**Directive**:
Extract every line where the string "JSON" appears.
______________________________
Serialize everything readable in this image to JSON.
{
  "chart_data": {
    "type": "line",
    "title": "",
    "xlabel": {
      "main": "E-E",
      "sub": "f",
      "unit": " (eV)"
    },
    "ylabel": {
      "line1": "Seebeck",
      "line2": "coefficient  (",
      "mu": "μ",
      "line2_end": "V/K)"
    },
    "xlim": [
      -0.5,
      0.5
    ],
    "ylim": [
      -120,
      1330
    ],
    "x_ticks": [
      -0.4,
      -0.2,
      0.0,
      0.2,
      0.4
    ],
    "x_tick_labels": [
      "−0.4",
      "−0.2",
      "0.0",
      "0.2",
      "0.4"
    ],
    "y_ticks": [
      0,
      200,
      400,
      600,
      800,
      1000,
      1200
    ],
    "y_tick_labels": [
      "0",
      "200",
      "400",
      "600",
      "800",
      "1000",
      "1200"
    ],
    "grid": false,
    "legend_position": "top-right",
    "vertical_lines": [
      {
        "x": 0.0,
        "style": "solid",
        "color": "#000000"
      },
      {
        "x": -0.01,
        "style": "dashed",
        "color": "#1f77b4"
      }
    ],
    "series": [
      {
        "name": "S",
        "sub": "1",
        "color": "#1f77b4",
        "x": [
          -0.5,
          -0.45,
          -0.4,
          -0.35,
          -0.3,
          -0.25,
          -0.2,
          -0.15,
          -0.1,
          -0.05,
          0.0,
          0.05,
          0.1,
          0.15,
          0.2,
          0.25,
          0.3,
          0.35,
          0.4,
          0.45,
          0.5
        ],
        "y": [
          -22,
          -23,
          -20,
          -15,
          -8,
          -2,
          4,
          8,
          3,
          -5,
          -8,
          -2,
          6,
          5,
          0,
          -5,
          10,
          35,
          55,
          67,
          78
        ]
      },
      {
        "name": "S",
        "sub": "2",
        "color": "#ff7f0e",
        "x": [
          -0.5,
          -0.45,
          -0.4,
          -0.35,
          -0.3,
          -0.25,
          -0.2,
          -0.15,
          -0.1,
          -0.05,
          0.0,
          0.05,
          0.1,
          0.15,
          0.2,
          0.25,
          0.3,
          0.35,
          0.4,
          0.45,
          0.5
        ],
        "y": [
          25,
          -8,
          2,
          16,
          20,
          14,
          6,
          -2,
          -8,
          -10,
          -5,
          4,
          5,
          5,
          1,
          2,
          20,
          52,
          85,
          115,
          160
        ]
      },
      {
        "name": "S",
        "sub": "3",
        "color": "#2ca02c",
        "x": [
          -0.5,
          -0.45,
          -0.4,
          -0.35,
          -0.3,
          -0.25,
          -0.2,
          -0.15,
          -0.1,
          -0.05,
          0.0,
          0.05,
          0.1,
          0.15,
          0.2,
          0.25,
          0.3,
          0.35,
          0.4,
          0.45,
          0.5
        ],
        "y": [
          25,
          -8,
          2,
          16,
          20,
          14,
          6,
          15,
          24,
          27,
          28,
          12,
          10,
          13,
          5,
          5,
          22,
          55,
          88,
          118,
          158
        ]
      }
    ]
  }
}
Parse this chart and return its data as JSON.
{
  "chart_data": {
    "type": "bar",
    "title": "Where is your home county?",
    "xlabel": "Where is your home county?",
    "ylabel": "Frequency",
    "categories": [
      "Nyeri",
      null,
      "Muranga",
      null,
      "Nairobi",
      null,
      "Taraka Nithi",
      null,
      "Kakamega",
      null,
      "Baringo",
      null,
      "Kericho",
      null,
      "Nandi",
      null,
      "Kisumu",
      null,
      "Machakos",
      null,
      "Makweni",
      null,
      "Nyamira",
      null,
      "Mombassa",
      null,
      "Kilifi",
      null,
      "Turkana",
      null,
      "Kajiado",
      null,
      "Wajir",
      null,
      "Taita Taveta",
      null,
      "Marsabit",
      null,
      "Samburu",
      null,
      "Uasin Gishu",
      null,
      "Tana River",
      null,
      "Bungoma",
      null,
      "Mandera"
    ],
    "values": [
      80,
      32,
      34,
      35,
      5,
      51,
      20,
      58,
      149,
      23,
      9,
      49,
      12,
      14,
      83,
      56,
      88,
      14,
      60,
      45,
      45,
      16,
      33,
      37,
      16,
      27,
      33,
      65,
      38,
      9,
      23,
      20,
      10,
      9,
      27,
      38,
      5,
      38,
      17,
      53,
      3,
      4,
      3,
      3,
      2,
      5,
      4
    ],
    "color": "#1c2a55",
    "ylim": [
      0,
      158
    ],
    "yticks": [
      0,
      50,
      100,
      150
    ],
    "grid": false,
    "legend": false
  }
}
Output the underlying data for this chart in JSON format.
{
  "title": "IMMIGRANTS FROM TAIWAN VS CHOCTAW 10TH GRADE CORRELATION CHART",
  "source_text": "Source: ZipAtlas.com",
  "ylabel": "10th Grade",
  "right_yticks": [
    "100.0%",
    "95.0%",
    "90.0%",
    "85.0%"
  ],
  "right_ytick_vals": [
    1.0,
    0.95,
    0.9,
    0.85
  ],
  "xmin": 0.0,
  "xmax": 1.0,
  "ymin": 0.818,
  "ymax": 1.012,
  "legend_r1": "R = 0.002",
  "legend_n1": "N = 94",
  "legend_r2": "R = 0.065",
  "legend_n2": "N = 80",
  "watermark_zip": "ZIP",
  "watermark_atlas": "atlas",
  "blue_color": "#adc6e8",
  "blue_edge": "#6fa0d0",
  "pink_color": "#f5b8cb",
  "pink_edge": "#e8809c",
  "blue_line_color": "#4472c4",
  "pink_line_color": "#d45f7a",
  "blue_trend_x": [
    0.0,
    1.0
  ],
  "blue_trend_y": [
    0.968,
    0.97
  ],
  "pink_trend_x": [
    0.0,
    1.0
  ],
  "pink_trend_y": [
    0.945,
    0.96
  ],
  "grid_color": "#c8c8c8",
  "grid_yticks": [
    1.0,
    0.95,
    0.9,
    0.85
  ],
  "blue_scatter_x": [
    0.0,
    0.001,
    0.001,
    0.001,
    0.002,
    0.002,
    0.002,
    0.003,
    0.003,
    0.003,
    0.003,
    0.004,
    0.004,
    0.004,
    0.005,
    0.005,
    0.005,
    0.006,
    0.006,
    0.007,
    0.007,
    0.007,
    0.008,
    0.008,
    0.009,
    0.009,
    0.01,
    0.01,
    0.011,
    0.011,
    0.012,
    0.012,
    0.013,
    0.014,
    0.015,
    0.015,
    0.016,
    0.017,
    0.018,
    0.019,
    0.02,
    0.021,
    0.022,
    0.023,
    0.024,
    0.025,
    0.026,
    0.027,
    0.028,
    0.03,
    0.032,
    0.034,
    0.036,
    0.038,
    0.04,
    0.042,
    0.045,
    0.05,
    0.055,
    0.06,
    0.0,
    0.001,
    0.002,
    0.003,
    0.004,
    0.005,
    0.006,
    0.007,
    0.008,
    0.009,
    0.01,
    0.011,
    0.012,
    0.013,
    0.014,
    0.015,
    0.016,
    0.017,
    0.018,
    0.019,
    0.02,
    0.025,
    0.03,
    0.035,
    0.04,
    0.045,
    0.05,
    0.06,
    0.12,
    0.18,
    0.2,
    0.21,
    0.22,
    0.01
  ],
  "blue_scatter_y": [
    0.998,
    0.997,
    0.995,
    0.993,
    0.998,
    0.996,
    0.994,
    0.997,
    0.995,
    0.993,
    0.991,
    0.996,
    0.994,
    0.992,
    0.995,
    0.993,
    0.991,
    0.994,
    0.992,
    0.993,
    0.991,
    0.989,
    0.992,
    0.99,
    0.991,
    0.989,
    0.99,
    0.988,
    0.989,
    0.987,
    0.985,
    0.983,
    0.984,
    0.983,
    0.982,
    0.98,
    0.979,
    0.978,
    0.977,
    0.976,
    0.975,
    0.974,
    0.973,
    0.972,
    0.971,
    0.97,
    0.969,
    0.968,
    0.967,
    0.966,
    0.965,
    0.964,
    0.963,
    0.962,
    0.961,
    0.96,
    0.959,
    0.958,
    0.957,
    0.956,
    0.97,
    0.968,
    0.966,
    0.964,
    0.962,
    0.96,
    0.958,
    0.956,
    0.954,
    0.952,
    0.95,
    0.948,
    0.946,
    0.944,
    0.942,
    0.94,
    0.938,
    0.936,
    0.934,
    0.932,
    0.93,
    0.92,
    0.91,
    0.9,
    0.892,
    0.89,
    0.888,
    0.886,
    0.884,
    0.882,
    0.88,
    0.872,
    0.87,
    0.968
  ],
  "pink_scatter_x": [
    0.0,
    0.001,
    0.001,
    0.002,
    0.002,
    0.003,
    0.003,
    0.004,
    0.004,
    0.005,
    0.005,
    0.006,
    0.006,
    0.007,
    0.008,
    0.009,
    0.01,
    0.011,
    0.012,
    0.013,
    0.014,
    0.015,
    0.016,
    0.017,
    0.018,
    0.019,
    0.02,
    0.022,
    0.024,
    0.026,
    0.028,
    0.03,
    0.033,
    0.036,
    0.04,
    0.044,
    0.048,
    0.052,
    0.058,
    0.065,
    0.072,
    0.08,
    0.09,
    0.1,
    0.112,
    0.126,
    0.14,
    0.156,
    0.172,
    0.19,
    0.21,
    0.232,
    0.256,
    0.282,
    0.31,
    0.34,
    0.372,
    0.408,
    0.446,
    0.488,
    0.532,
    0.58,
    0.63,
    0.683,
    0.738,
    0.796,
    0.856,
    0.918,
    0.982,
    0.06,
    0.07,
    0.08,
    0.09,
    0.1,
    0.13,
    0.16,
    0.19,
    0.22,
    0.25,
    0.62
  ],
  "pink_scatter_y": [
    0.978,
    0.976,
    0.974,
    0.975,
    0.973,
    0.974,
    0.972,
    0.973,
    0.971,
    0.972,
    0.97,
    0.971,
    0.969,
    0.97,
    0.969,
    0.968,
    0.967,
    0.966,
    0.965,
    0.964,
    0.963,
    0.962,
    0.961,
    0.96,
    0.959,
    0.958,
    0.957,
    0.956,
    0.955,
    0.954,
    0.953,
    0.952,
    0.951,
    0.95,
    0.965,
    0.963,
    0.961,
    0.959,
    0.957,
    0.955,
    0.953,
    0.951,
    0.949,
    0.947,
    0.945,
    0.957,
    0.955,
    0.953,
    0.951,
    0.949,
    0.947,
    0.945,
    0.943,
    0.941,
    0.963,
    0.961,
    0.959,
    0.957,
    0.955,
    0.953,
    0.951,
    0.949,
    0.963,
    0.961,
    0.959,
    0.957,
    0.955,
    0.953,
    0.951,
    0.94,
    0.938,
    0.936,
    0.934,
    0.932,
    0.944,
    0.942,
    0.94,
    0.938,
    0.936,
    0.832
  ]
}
______________________________
**Task output**:
Serialize everything readable in this image to JSON.
Parse this chart and return its data as JSON.
Output the underlying data for this chart in JSON format.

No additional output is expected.